### EXERCISE PROMPT
Return only the number of lines holding the word "name".

### DATA SHOWN
··········

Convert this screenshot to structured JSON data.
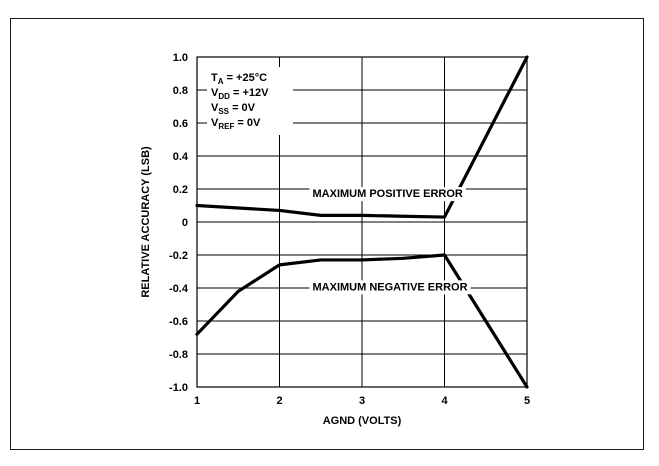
{
  "chart_data": {
    "type": "line",
    "xlabel": "AGND (VOLTS)",
    "ylabel": "RELATIVE ACCURACY (LSB)",
    "xlim": [
      1,
      5
    ],
    "ylim": [
      -1.0,
      1.0
    ],
    "x_ticks": [
      1,
      2,
      3,
      4,
      5
    ],
    "x_tick_labels": [
      "1",
      "2",
      "3",
      "4",
      "5"
    ],
    "y_ticks": [
      1.0,
      0.8,
      0.6,
      0.4,
      0.2,
      0,
      -0.2,
      -0.4,
      -0.6,
      -0.8,
      -1.0
    ],
    "y_tick_labels": [
      "1.0",
      "0.8",
      "0.6",
      "0.4",
      "0.2",
      "0",
      "-0.2",
      "-0.4",
      "-0.6",
      "-0.8",
      "-1.0"
    ],
    "grid": true,
    "series": [
      {
        "name": "MAXIMUM POSITIVE ERROR",
        "x": [
          1,
          2,
          2.5,
          3,
          3.5,
          4,
          5
        ],
        "values": [
          0.1,
          0.07,
          0.04,
          0.04,
          0.035,
          0.03,
          1.0
        ]
      },
      {
        "name": "MAXIMUM NEGATIVE ERROR",
        "x": [
          1,
          1.5,
          2,
          2.5,
          3,
          3.5,
          4,
          5
        ],
        "values": [
          -0.68,
          -0.42,
          -0.26,
          -0.23,
          -0.23,
          -0.22,
          -0.2,
          -1.0
        ]
      }
    ],
    "conditions": [
      {
        "symbol": "T",
        "sub": "A",
        "value": "= +25°C"
      },
      {
        "symbol": "V",
        "sub": "DD",
        "value": "= +12V"
      },
      {
        "symbol": "V",
        "sub": "SS",
        "value": "= 0V"
      },
      {
        "symbol": "V",
        "sub": "REF",
        "value": "= 0V"
      }
    ],
    "colors": {
      "line": "#000000",
      "grid": "#000000",
      "frame": "#000000"
    }
  }
}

··········

### PROBLEM SOLUTION
2